+++ Task inputs

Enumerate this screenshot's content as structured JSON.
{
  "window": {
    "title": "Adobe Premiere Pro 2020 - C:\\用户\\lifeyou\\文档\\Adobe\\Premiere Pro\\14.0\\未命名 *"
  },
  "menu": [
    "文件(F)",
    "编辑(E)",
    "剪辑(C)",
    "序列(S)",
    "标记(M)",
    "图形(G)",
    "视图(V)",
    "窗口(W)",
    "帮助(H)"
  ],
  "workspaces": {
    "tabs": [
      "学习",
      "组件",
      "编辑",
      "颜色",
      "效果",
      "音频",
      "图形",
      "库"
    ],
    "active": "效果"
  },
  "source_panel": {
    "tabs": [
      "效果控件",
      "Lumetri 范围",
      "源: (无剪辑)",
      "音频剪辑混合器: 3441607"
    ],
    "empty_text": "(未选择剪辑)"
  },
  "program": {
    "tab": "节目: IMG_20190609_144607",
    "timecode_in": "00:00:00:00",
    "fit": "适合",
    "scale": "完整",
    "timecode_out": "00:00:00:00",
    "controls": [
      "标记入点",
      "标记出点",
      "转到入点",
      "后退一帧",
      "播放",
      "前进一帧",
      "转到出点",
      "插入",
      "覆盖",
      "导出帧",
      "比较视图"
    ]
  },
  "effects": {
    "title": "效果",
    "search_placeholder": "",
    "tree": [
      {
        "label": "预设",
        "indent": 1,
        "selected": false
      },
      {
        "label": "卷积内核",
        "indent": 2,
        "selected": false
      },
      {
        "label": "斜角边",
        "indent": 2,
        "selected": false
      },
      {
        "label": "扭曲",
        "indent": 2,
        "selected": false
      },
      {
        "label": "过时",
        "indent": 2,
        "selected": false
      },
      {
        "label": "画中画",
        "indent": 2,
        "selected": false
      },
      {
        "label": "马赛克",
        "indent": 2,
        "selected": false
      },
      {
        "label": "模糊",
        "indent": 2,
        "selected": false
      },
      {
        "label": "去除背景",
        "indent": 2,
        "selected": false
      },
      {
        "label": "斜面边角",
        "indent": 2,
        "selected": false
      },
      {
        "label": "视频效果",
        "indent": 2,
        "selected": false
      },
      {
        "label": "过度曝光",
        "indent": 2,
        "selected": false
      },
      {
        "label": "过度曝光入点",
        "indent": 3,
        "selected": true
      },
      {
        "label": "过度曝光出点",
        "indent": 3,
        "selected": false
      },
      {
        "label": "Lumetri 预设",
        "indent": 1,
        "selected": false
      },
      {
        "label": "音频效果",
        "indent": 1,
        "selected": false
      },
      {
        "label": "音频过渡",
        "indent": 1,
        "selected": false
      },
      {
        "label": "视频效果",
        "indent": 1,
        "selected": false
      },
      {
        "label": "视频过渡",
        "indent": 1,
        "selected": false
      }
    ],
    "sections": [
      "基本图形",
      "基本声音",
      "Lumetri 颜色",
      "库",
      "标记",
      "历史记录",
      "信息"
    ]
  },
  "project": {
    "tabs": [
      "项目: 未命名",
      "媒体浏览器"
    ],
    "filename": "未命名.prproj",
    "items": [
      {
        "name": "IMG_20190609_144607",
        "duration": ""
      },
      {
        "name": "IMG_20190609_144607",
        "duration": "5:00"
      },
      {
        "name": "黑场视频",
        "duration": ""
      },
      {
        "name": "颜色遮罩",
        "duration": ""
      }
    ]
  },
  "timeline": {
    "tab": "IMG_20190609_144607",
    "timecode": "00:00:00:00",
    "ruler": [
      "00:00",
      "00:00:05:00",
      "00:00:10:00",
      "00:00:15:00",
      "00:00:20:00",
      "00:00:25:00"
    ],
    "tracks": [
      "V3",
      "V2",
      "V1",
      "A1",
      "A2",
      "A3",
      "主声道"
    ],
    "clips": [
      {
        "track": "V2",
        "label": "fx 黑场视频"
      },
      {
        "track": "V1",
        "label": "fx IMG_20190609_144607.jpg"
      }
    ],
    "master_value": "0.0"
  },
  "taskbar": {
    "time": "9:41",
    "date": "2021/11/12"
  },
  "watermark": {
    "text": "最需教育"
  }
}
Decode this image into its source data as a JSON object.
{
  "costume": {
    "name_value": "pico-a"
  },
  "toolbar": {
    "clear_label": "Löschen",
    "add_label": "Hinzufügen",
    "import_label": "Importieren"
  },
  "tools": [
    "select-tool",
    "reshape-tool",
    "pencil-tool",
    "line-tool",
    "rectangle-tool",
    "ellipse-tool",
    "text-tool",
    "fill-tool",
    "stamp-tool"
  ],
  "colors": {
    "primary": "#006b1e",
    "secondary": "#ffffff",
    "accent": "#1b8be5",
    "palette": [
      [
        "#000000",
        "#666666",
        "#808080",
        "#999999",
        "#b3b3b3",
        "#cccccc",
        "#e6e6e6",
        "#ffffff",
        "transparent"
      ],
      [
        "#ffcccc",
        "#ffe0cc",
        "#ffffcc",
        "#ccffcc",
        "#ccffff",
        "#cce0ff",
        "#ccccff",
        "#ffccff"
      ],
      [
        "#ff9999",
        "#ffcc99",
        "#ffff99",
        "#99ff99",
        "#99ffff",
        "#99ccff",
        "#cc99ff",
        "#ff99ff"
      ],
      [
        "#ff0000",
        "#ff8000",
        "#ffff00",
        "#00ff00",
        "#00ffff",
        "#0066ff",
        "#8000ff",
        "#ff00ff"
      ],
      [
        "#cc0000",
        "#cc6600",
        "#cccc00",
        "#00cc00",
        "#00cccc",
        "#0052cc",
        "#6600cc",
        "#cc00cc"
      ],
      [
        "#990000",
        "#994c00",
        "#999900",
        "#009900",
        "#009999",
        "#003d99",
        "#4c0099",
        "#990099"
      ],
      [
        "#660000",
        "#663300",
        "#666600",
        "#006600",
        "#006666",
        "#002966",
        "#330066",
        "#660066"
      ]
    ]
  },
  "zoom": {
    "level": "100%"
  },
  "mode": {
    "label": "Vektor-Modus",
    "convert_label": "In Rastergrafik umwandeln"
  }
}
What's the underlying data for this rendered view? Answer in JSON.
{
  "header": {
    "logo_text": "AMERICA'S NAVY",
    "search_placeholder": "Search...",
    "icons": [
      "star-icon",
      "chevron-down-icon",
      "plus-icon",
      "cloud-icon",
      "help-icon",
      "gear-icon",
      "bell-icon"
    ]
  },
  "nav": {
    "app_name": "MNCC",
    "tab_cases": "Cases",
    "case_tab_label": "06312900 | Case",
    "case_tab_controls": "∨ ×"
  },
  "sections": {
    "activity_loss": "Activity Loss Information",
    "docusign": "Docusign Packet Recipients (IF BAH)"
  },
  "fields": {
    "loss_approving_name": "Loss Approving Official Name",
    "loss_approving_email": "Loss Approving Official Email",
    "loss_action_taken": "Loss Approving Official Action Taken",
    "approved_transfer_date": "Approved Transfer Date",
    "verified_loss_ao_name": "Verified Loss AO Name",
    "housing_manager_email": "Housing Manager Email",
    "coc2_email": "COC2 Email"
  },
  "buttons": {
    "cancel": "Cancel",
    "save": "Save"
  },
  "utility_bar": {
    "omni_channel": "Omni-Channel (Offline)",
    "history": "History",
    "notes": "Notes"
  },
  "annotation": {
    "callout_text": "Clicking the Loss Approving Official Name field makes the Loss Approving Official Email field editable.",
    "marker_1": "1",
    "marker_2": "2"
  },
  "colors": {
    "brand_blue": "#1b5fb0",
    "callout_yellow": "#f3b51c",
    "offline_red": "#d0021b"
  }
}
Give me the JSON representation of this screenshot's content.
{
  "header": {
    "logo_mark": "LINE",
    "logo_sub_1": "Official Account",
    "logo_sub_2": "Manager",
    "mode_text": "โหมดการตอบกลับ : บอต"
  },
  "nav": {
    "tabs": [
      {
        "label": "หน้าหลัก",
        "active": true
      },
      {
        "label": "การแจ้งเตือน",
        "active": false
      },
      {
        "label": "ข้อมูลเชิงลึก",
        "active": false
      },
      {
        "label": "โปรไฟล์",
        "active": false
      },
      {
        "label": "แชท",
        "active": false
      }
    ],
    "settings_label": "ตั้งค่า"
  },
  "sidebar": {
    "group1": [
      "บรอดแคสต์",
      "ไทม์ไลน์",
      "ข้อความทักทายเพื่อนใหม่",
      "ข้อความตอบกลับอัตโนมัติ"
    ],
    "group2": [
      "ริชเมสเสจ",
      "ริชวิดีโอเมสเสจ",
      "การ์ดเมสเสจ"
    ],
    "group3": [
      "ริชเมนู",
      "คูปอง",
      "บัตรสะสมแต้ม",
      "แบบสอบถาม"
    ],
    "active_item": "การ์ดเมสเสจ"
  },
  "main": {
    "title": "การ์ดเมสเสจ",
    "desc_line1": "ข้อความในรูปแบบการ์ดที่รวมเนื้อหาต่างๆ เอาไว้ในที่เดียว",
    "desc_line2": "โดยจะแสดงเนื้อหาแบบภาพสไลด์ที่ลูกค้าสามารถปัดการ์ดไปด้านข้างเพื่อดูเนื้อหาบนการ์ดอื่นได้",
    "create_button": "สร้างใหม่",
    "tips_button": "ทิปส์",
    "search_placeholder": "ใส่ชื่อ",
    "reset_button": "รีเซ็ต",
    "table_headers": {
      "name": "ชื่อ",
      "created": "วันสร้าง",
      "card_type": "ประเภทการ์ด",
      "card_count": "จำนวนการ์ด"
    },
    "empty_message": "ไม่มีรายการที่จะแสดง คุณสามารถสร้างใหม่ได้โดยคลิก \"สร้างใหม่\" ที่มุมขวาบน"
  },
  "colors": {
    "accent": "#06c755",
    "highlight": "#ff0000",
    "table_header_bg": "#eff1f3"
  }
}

++++++

Your goal >>
Review the preceding data and report every line that includes the string "Manager".

Answer below >>
    "housing_manager_email": "Housing Manager Email",
    "logo_sub_2": "Manager",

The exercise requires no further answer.